##### Data section #####

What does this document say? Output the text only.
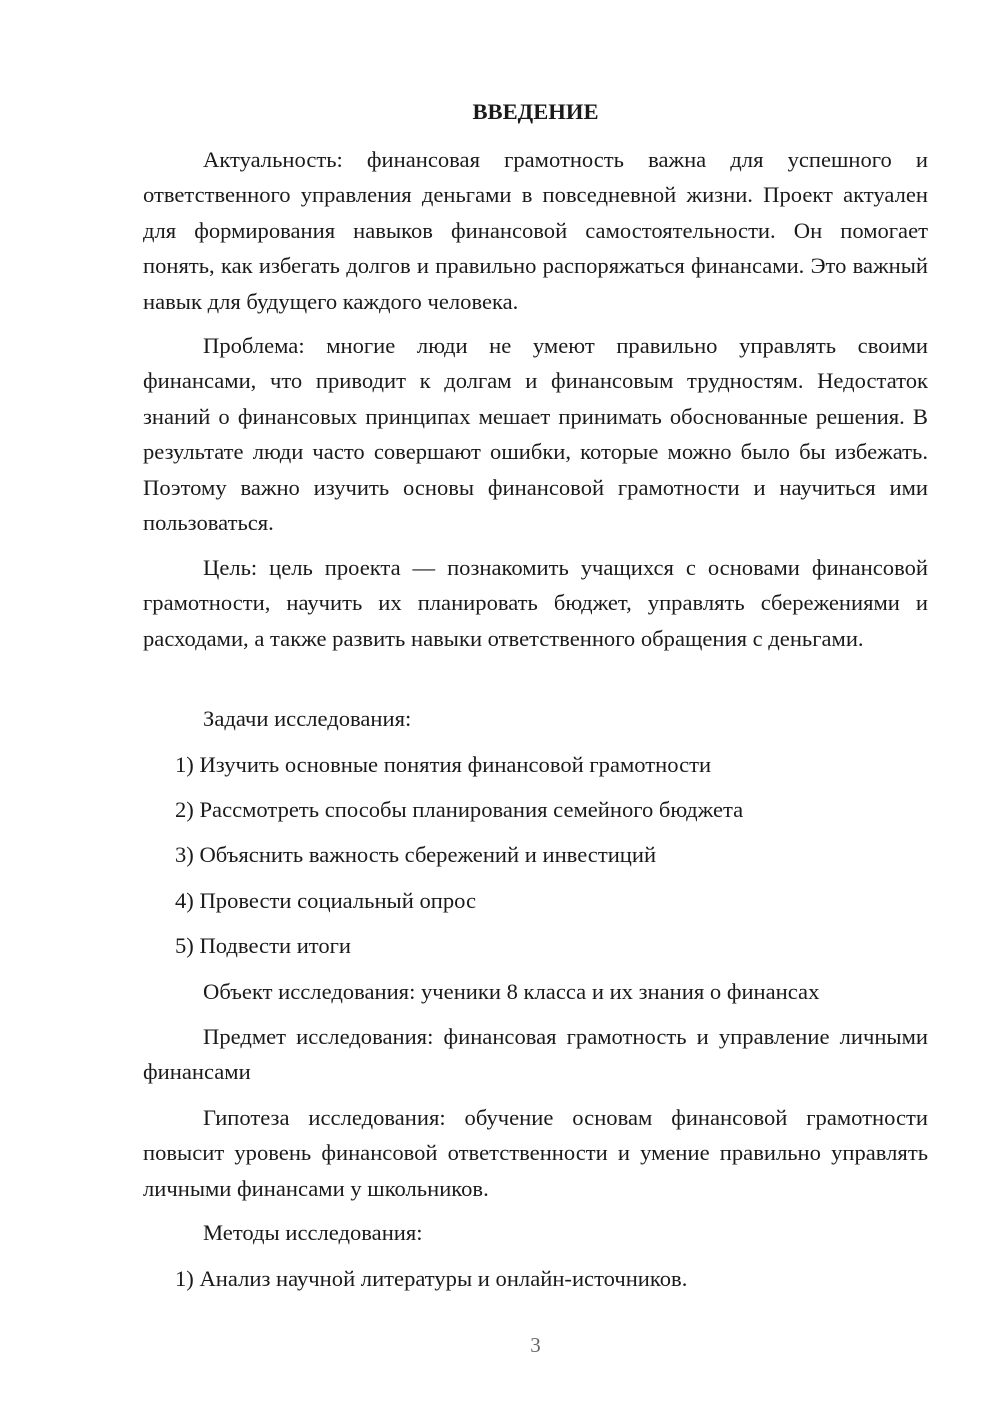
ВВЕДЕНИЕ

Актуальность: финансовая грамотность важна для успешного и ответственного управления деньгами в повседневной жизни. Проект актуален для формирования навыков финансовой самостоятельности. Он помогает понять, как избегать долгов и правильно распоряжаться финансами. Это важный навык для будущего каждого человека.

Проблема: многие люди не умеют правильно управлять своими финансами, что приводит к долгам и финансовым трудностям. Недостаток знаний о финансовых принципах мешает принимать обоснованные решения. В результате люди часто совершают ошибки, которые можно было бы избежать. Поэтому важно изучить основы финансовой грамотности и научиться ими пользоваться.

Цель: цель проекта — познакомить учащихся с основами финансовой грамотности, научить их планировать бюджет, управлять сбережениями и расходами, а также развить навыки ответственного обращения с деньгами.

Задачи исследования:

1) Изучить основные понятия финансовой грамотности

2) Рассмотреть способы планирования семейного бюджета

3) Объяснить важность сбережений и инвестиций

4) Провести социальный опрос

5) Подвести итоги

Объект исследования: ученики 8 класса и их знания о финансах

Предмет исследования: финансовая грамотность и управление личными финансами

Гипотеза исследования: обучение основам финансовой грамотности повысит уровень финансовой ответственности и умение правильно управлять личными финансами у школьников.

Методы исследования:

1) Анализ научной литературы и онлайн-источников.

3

#####

■ **Exercise prompt**:
Copy out every line from the records that has the word "личными".

■ **Complete response**:
Предмет исследования: финансовая грамотность и управление личными финансами
Гипотеза исследования: обучение основам финансовой грамотности повысит уровень финансовой ответственности и умение правильно управлять личными финансами у школьников.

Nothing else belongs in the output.